====== Input material

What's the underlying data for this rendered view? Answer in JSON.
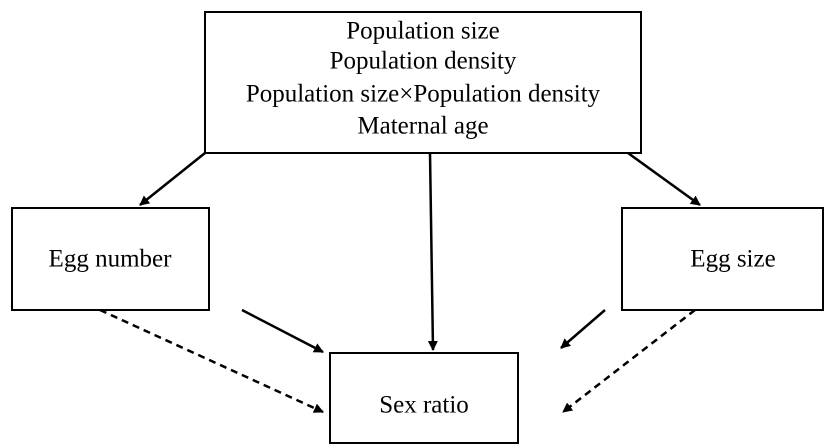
{
  "nodes": [
    {
      "lines": [
        "Population size",
        "Population density",
        "Population size×Population density",
        "Maternal age"
      ]
    },
    {
      "label": "Egg number"
    },
    {
      "label": "Egg size"
    },
    {
      "label": "Sex ratio"
    }
  ]
}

============

**Aim**
Write out again every line above exactly as given; the pictures do not belong in the copy.

**Written answer**
What's the underlying data for this rendered view? Answer in JSON.
{
  "nodes": [
    {
      "lines": [
        "Population size",
        "Population density",
        "Population size×Population density",
        "Maternal age"
      ]
    },
    {
      "label": "Egg number"
    },
    {
      "label": "Egg size"
    },
    {
      "label": "Sex ratio"
    }
  ]
}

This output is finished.